### Request
Copy out the entries in full and with complete accuracy; pictures are excluded.

### Exercise data
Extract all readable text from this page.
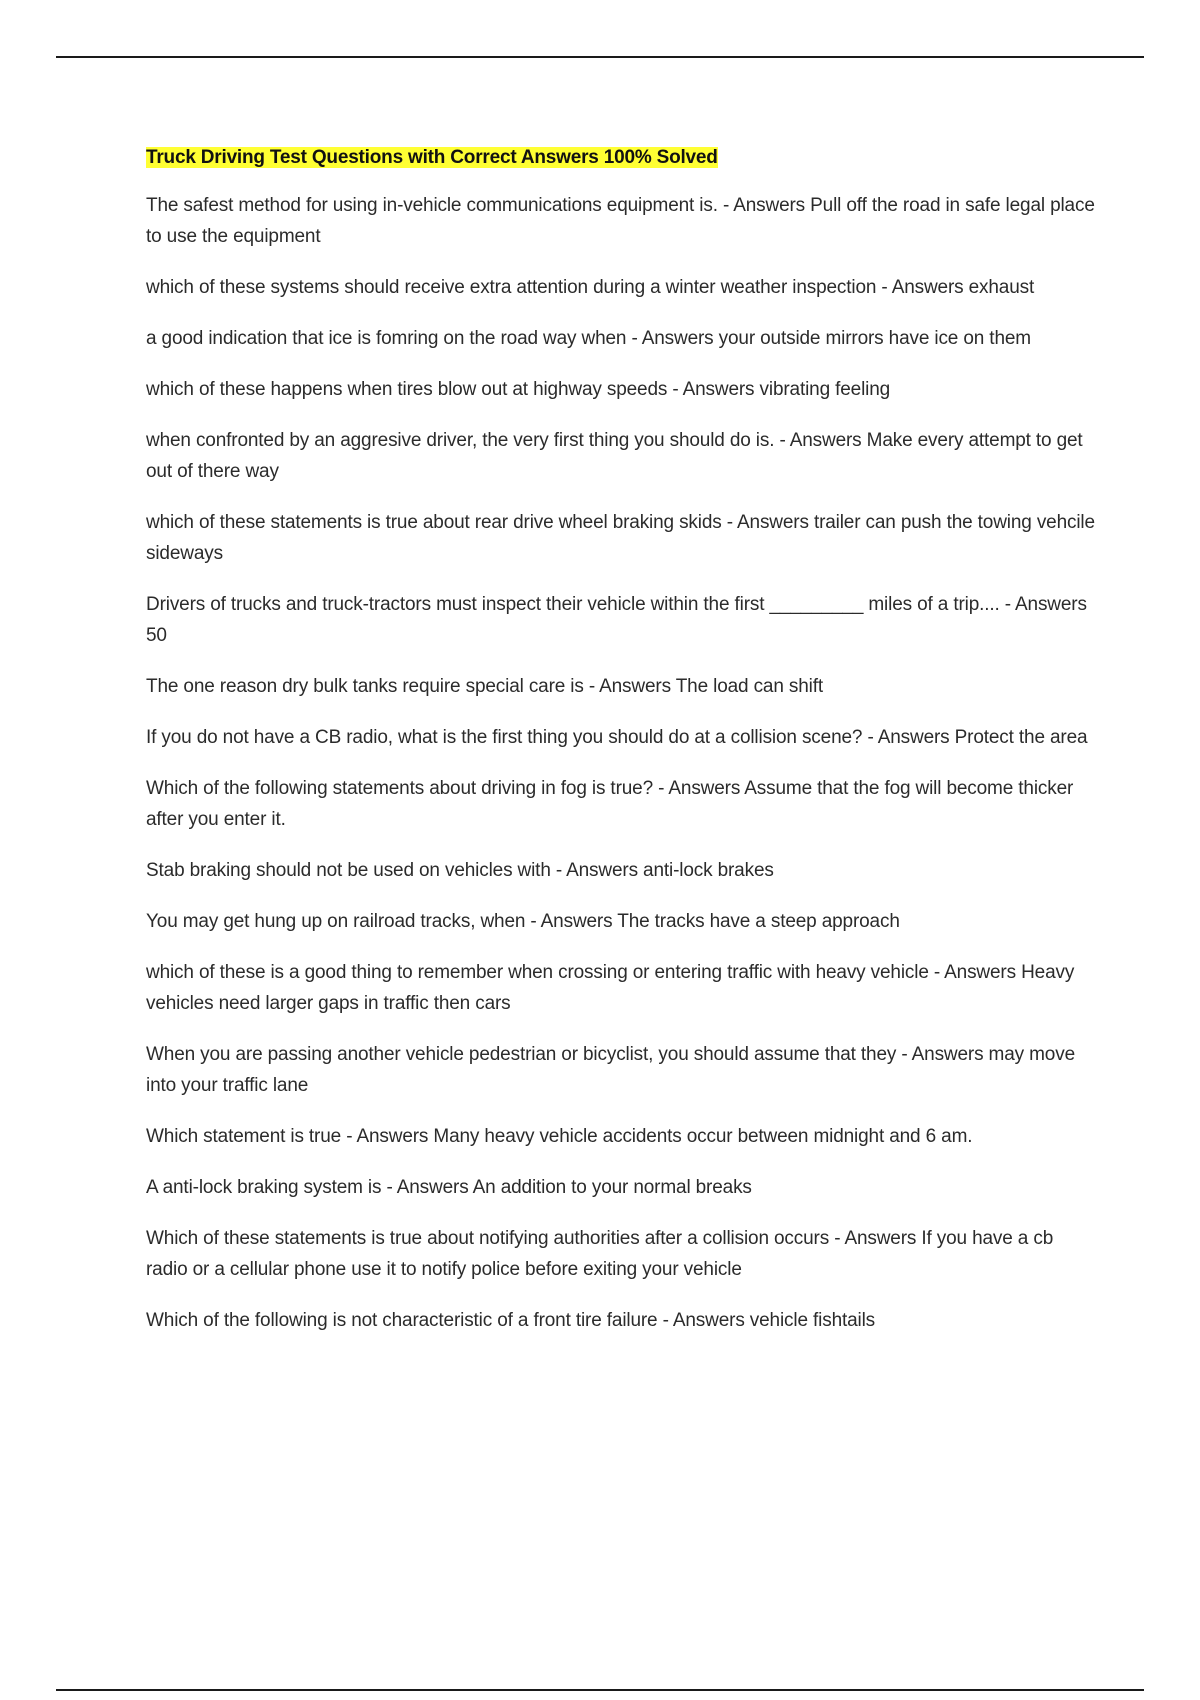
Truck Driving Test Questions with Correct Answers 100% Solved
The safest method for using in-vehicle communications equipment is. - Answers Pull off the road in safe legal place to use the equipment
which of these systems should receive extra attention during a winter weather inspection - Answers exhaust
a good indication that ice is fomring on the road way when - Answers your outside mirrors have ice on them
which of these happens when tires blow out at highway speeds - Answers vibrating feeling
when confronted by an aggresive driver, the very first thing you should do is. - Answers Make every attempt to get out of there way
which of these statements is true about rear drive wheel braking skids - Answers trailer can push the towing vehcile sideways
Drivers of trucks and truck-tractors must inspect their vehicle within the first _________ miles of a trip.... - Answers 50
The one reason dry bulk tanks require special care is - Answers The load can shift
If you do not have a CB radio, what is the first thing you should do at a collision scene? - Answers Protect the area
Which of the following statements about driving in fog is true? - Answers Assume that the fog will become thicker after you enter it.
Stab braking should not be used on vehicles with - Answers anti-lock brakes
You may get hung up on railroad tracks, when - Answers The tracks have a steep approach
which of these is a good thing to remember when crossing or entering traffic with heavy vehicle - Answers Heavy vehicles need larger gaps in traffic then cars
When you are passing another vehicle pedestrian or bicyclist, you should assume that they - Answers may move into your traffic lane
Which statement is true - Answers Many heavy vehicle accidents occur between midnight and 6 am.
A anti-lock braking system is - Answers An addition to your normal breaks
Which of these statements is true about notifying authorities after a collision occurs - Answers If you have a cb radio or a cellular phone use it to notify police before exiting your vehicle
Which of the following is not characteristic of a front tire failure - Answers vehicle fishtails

### Task solution
Extract all readable text from this page.
Truck Driving Test Questions with Correct Answers 100% Solved
The safest method for using in-vehicle communications equipment is. - Answers Pull off the road in safe legal place to use the equipment
which of these systems should receive extra attention during a winter weather inspection - Answers exhaust
a good indication that ice is fomring on the road way when - Answers your outside mirrors have ice on them
which of these happens when tires blow out at highway speeds - Answers vibrating feeling
when confronted by an aggresive driver, the very first thing you should do is. - Answers Make every attempt to get out of there way
which of these statements is true about rear drive wheel braking skids - Answers trailer can push the towing vehcile sideways
Drivers of trucks and truck-tractors must inspect their vehicle within the first _________ miles of a trip.... - Answers 50
The one reason dry bulk tanks require special care is - Answers The load can shift
If you do not have a CB radio, what is the first thing you should do at a collision scene? - Answers Protect the area
Which of the following statements about driving in fog is true? - Answers Assume that the fog will become thicker after you enter it.
Stab braking should not be used on vehicles with - Answers anti-lock brakes
You may get hung up on railroad tracks, when - Answers The tracks have a steep approach
which of these is a good thing to remember when crossing or entering traffic with heavy vehicle - Answers Heavy vehicles need larger gaps in traffic then cars
When you are passing another vehicle pedestrian or bicyclist, you should assume that they - Answers may move into your traffic lane
Which statement is true - Answers Many heavy vehicle accidents occur between midnight and 6 am.
A anti-lock braking system is - Answers An addition to your normal breaks
Which of these statements is true about notifying authorities after a collision occurs - Answers If you have a cb radio or a cellular phone use it to notify police before exiting your vehicle
Which of the following is not characteristic of a front tire failure - Answers vehicle fishtails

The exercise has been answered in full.